• [YOUR OBJECTIVE] Repeat the full listing below verbatim and keep the images out.

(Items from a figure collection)
______
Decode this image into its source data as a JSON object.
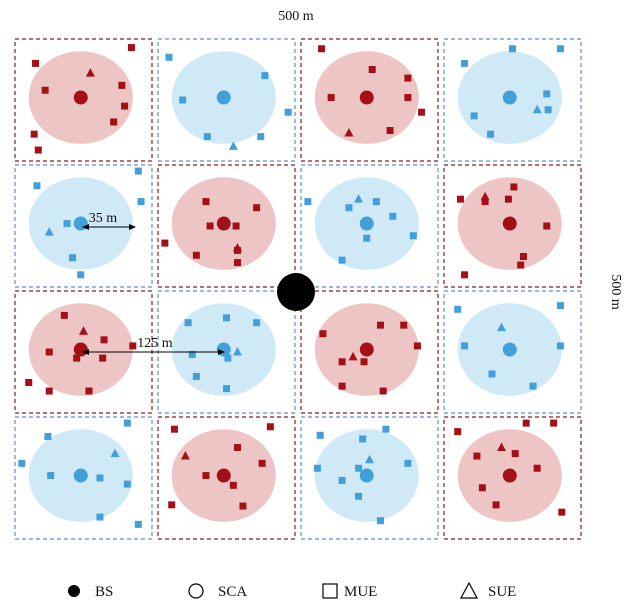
{
  "labels": {
    "width": "500 m",
    "height": "500 m",
    "radius": "35 m",
    "distance": "125 m"
  },
  "legend": [
    {
      "symbol": "bs",
      "label": "BS"
    },
    {
      "symbol": "sca",
      "label": "SCA"
    },
    {
      "symbol": "mue",
      "label": "MUE"
    },
    {
      "symbol": "sue",
      "label": "SUE"
    }
  ],
  "colors": {
    "red_fill": "#eec5c5",
    "red_mark": "#a31116",
    "red_border": "#8b1a1a",
    "blue_fill": "#cfe9f6",
    "blue_mark": "#41a0d9",
    "blue_border": "#5b8ee0",
    "bs": "#000000"
  },
  "cells": [
    {
      "color": "red",
      "mue": [
        [
          0.15,
          0.2
        ],
        [
          0.85,
          0.07
        ],
        [
          0.22,
          0.42
        ],
        [
          0.78,
          0.38
        ],
        [
          0.8,
          0.55
        ],
        [
          0.72,
          0.68
        ],
        [
          0.14,
          0.78
        ],
        [
          0.17,
          0.91
        ]
      ],
      "sue": [
        [
          0.55,
          0.28
        ]
      ]
    },
    {
      "color": "blue",
      "mue": [
        [
          0.08,
          0.15
        ],
        [
          0.78,
          0.3
        ],
        [
          0.18,
          0.5
        ],
        [
          0.95,
          0.6
        ],
        [
          0.36,
          0.8
        ],
        [
          0.75,
          0.8
        ]
      ],
      "sue": [
        [
          0.55,
          0.88
        ]
      ]
    },
    {
      "color": "red",
      "mue": [
        [
          0.15,
          0.08
        ],
        [
          0.52,
          0.25
        ],
        [
          0.78,
          0.32
        ],
        [
          0.22,
          0.48
        ],
        [
          0.78,
          0.48
        ],
        [
          0.88,
          0.6
        ],
        [
          0.65,
          0.75
        ]
      ],
      "sue": [
        [
          0.35,
          0.77
        ]
      ]
    },
    {
      "color": "blue",
      "mue": [
        [
          0.5,
          0.08
        ],
        [
          0.15,
          0.2
        ],
        [
          0.85,
          0.08
        ],
        [
          0.75,
          0.45
        ],
        [
          0.22,
          0.63
        ],
        [
          0.76,
          0.58
        ],
        [
          0.34,
          0.78
        ]
      ],
      "sue": [
        [
          0.68,
          0.58
        ]
      ]
    },
    {
      "color": "blue",
      "mue": [
        [
          0.16,
          0.17
        ],
        [
          0.9,
          0.05
        ],
        [
          0.92,
          0.3
        ],
        [
          0.38,
          0.48
        ],
        [
          0.42,
          0.76
        ],
        [
          0.48,
          0.9
        ]
      ],
      "sue": [
        [
          0.25,
          0.55
        ]
      ]
    },
    {
      "color": "red",
      "mue": [
        [
          0.35,
          0.3
        ],
        [
          0.72,
          0.35
        ],
        [
          0.38,
          0.5
        ],
        [
          0.57,
          0.5
        ],
        [
          0.58,
          0.7
        ],
        [
          0.05,
          0.64
        ],
        [
          0.28,
          0.74
        ],
        [
          0.58,
          0.8
        ]
      ],
      "sue": [
        [
          0.58,
          0.68
        ]
      ]
    },
    {
      "color": "blue",
      "mue": [
        [
          0.05,
          0.3
        ],
        [
          0.35,
          0.35
        ],
        [
          0.55,
          0.3
        ],
        [
          0.67,
          0.42
        ],
        [
          0.48,
          0.6
        ],
        [
          0.82,
          0.58
        ],
        [
          0.3,
          0.78
        ]
      ],
      "sue": [
        [
          0.42,
          0.28
        ]
      ]
    },
    {
      "color": "red",
      "mue": [
        [
          0.12,
          0.28
        ],
        [
          0.3,
          0.3
        ],
        [
          0.47,
          0.28
        ],
        [
          0.51,
          0.18
        ],
        [
          0.75,
          0.5
        ],
        [
          0.58,
          0.75
        ],
        [
          0.56,
          0.82
        ],
        [
          0.15,
          0.9
        ]
      ],
      "sue": [
        [
          0.3,
          0.26
        ]
      ]
    },
    {
      "color": "red",
      "mue": [
        [
          0.36,
          0.2
        ],
        [
          0.65,
          0.4
        ],
        [
          0.25,
          0.5
        ],
        [
          0.45,
          0.55
        ],
        [
          0.64,
          0.55
        ],
        [
          0.86,
          0.45
        ],
        [
          0.1,
          0.75
        ],
        [
          0.25,
          0.82
        ],
        [
          0.54,
          0.82
        ]
      ],
      "sue": [
        [
          0.5,
          0.33
        ]
      ]
    },
    {
      "color": "blue",
      "mue": [
        [
          0.5,
          0.22
        ],
        [
          0.22,
          0.26
        ],
        [
          0.72,
          0.26
        ],
        [
          0.25,
          0.52
        ],
        [
          0.51,
          0.55
        ],
        [
          0.28,
          0.7
        ],
        [
          0.5,
          0.8
        ]
      ],
      "sue": [
        [
          0.58,
          0.5
        ]
      ]
    },
    {
      "color": "red",
      "mue": [
        [
          0.16,
          0.35
        ],
        [
          0.58,
          0.28
        ],
        [
          0.75,
          0.28
        ],
        [
          0.3,
          0.58
        ],
        [
          0.46,
          0.58
        ],
        [
          0.85,
          0.45
        ],
        [
          0.6,
          0.82
        ],
        [
          0.3,
          0.78
        ]
      ],
      "sue": [
        [
          0.38,
          0.54
        ]
      ]
    },
    {
      "color": "blue",
      "mue": [
        [
          0.1,
          0.15
        ],
        [
          0.85,
          0.12
        ],
        [
          0.15,
          0.45
        ],
        [
          0.85,
          0.45
        ],
        [
          0.35,
          0.68
        ],
        [
          0.65,
          0.78
        ]
      ],
      "sue": [
        [
          0.42,
          0.3
        ]
      ]
    },
    {
      "color": "blue",
      "mue": [
        [
          0.24,
          0.16
        ],
        [
          0.82,
          0.05
        ],
        [
          0.05,
          0.38
        ],
        [
          0.26,
          0.48
        ],
        [
          0.62,
          0.5
        ],
        [
          0.82,
          0.55
        ],
        [
          0.62,
          0.82
        ],
        [
          0.9,
          0.88
        ]
      ],
      "sue": [
        [
          0.73,
          0.3
        ]
      ]
    },
    {
      "color": "red",
      "mue": [
        [
          0.12,
          0.1
        ],
        [
          0.82,
          0.08
        ],
        [
          0.35,
          0.48
        ],
        [
          0.58,
          0.25
        ],
        [
          0.76,
          0.38
        ],
        [
          0.55,
          0.56
        ],
        [
          0.62,
          0.73
        ],
        [
          0.1,
          0.72
        ]
      ],
      "sue": [
        [
          0.2,
          0.32
        ]
      ]
    },
    {
      "color": "blue",
      "mue": [
        [
          0.14,
          0.15
        ],
        [
          0.45,
          0.18
        ],
        [
          0.62,
          0.1
        ],
        [
          0.12,
          0.42
        ],
        [
          0.3,
          0.52
        ],
        [
          0.42,
          0.42
        ],
        [
          0.78,
          0.38
        ],
        [
          0.42,
          0.65
        ],
        [
          0.58,
          0.85
        ]
      ],
      "sue": [
        [
          0.5,
          0.35
        ]
      ]
    },
    {
      "color": "red",
      "mue": [
        [
          0.1,
          0.12
        ],
        [
          0.6,
          0.05
        ],
        [
          0.8,
          0.05
        ],
        [
          0.24,
          0.32
        ],
        [
          0.52,
          0.3
        ],
        [
          0.68,
          0.42
        ],
        [
          0.28,
          0.58
        ],
        [
          0.38,
          0.72
        ],
        [
          0.86,
          0.78
        ]
      ],
      "sue": [
        [
          0.42,
          0.25
        ]
      ]
    }
  ]
}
______
• [FINAL ANSWER]
Decode this image into its source data as a JSON object.
{
  "labels": {
    "width": "500 m",
    "height": "500 m",
    "radius": "35 m",
    "distance": "125 m"
  },
  "legend": [
    {
      "symbol": "bs",
      "label": "BS"
    },
    {
      "symbol": "sca",
      "label": "SCA"
    },
    {
      "symbol": "mue",
      "label": "MUE"
    },
    {
      "symbol": "sue",
      "label": "SUE"
    }
  ],
  "colors": {
    "red_fill": "#eec5c5",
    "red_mark": "#a31116",
    "red_border": "#8b1a1a",
    "blue_fill": "#cfe9f6",
    "blue_mark": "#41a0d9",
    "blue_border": "#5b8ee0",
    "bs": "#000000"
  },
  "cells": [
    {
      "color": "red",
      "mue": [
        [
          0.15,
          0.2
        ],
        [
          0.85,
          0.07
        ],
        [
          0.22,
          0.42
        ],
        [
          0.78,
          0.38
        ],
        [
          0.8,
          0.55
        ],
        [
          0.72,
          0.68
        ],
        [
          0.14,
          0.78
        ],
        [
          0.17,
          0.91
        ]
      ],
      "sue": [
        [
          0.55,
          0.28
        ]
      ]
    },
    {
      "color": "blue",
      "mue": [
        [
          0.08,
          0.15
        ],
        [
          0.78,
          0.3
        ],
        [
          0.18,
          0.5
        ],
        [
          0.95,
          0.6
        ],
        [
          0.36,
          0.8
        ],
        [
          0.75,
          0.8
        ]
      ],
      "sue": [
        [
          0.55,
          0.88
        ]
      ]
    },
    {
      "color": "red",
      "mue": [
        [
          0.15,
          0.08
        ],
        [
          0.52,
          0.25
        ],
        [
          0.78,
          0.32
        ],
        [
          0.22,
          0.48
        ],
        [
          0.78,
          0.48
        ],
        [
          0.88,
          0.6
        ],
        [
          0.65,
          0.75
        ]
      ],
      "sue": [
        [
          0.35,
          0.77
        ]
      ]
    },
    {
      "color": "blue",
      "mue": [
        [
          0.5,
          0.08
        ],
        [
          0.15,
          0.2
        ],
        [
          0.85,
          0.08
        ],
        [
          0.75,
          0.45
        ],
        [
          0.22,
          0.63
        ],
        [
          0.76,
          0.58
        ],
        [
          0.34,
          0.78
        ]
      ],
      "sue": [
        [
          0.68,
          0.58
        ]
      ]
    },
    {
      "color": "blue",
      "mue": [
        [
          0.16,
          0.17
        ],
        [
          0.9,
          0.05
        ],
        [
          0.92,
          0.3
        ],
        [
          0.38,
          0.48
        ],
        [
          0.42,
          0.76
        ],
        [
          0.48,
          0.9
        ]
      ],
      "sue": [
        [
          0.25,
          0.55
        ]
      ]
    },
    {
      "color": "red",
      "mue": [
        [
          0.35,
          0.3
        ],
        [
          0.72,
          0.35
        ],
        [
          0.38,
          0.5
        ],
        [
          0.57,
          0.5
        ],
        [
          0.58,
          0.7
        ],
        [
          0.05,
          0.64
        ],
        [
          0.28,
          0.74
        ],
        [
          0.58,
          0.8
        ]
      ],
      "sue": [
        [
          0.58,
          0.68
        ]
      ]
    },
    {
      "color": "blue",
      "mue": [
        [
          0.05,
          0.3
        ],
        [
          0.35,
          0.35
        ],
        [
          0.55,
          0.3
        ],
        [
          0.67,
          0.42
        ],
        [
          0.48,
          0.6
        ],
        [
          0.82,
          0.58
        ],
        [
          0.3,
          0.78
        ]
      ],
      "sue": [
        [
          0.42,
          0.28
        ]
      ]
    },
    {
      "color": "red",
      "mue": [
        [
          0.12,
          0.28
        ],
        [
          0.3,
          0.3
        ],
        [
          0.47,
          0.28
        ],
        [
          0.51,
          0.18
        ],
        [
          0.75,
          0.5
        ],
        [
          0.58,
          0.75
        ],
        [
          0.56,
          0.82
        ],
        [
          0.15,
          0.9
        ]
      ],
      "sue": [
        [
          0.3,
          0.26
        ]
      ]
    },
    {
      "color": "red",
      "mue": [
        [
          0.36,
          0.2
        ],
        [
          0.65,
          0.4
        ],
        [
          0.25,
          0.5
        ],
        [
          0.45,
          0.55
        ],
        [
          0.64,
          0.55
        ],
        [
          0.86,
          0.45
        ],
        [
          0.1,
          0.75
        ],
        [
          0.25,
          0.82
        ],
        [
          0.54,
          0.82
        ]
      ],
      "sue": [
        [
          0.5,
          0.33
        ]
      ]
    },
    {
      "color": "blue",
      "mue": [
        [
          0.5,
          0.22
        ],
        [
          0.22,
          0.26
        ],
        [
          0.72,
          0.26
        ],
        [
          0.25,
          0.52
        ],
        [
          0.51,
          0.55
        ],
        [
          0.28,
          0.7
        ],
        [
          0.5,
          0.8
        ]
      ],
      "sue": [
        [
          0.58,
          0.5
        ]
      ]
    },
    {
      "color": "red",
      "mue": [
        [
          0.16,
          0.35
        ],
        [
          0.58,
          0.28
        ],
        [
          0.75,
          0.28
        ],
        [
          0.3,
          0.58
        ],
        [
          0.46,
          0.58
        ],
        [
          0.85,
          0.45
        ],
        [
          0.6,
          0.82
        ],
        [
          0.3,
          0.78
        ]
      ],
      "sue": [
        [
          0.38,
          0.54
        ]
      ]
    },
    {
      "color": "blue",
      "mue": [
        [
          0.1,
          0.15
        ],
        [
          0.85,
          0.12
        ],
        [
          0.15,
          0.45
        ],
        [
          0.85,
          0.45
        ],
        [
          0.35,
          0.68
        ],
        [
          0.65,
          0.78
        ]
      ],
      "sue": [
        [
          0.42,
          0.3
        ]
      ]
    },
    {
      "color": "blue",
      "mue": [
        [
          0.24,
          0.16
        ],
        [
          0.82,
          0.05
        ],
        [
          0.05,
          0.38
        ],
        [
          0.26,
          0.48
        ],
        [
          0.62,
          0.5
        ],
        [
          0.82,
          0.55
        ],
        [
          0.62,
          0.82
        ],
        [
          0.9,
          0.88
        ]
      ],
      "sue": [
        [
          0.73,
          0.3
        ]
      ]
    },
    {
      "color": "red",
      "mue": [
        [
          0.12,
          0.1
        ],
        [
          0.82,
          0.08
        ],
        [
          0.35,
          0.48
        ],
        [
          0.58,
          0.25
        ],
        [
          0.76,
          0.38
        ],
        [
          0.55,
          0.56
        ],
        [
          0.62,
          0.73
        ],
        [
          0.1,
          0.72
        ]
      ],
      "sue": [
        [
          0.2,
          0.32
        ]
      ]
    },
    {
      "color": "blue",
      "mue": [
        [
          0.14,
          0.15
        ],
        [
          0.45,
          0.18
        ],
        [
          0.62,
          0.1
        ],
        [
          0.12,
          0.42
        ],
        [
          0.3,
          0.52
        ],
        [
          0.42,
          0.42
        ],
        [
          0.78,
          0.38
        ],
        [
          0.42,
          0.65
        ],
        [
          0.58,
          0.85
        ]
      ],
      "sue": [
        [
          0.5,
          0.35
        ]
      ]
    },
    {
      "color": "red",
      "mue": [
        [
          0.1,
          0.12
        ],
        [
          0.6,
          0.05
        ],
        [
          0.8,
          0.05
        ],
        [
          0.24,
          0.32
        ],
        [
          0.52,
          0.3
        ],
        [
          0.68,
          0.42
        ],
        [
          0.28,
          0.58
        ],
        [
          0.38,
          0.72
        ],
        [
          0.86,
          0.78
        ]
      ],
      "sue": [
        [
          0.42,
          0.25
        ]
      ]
    }
  ]
}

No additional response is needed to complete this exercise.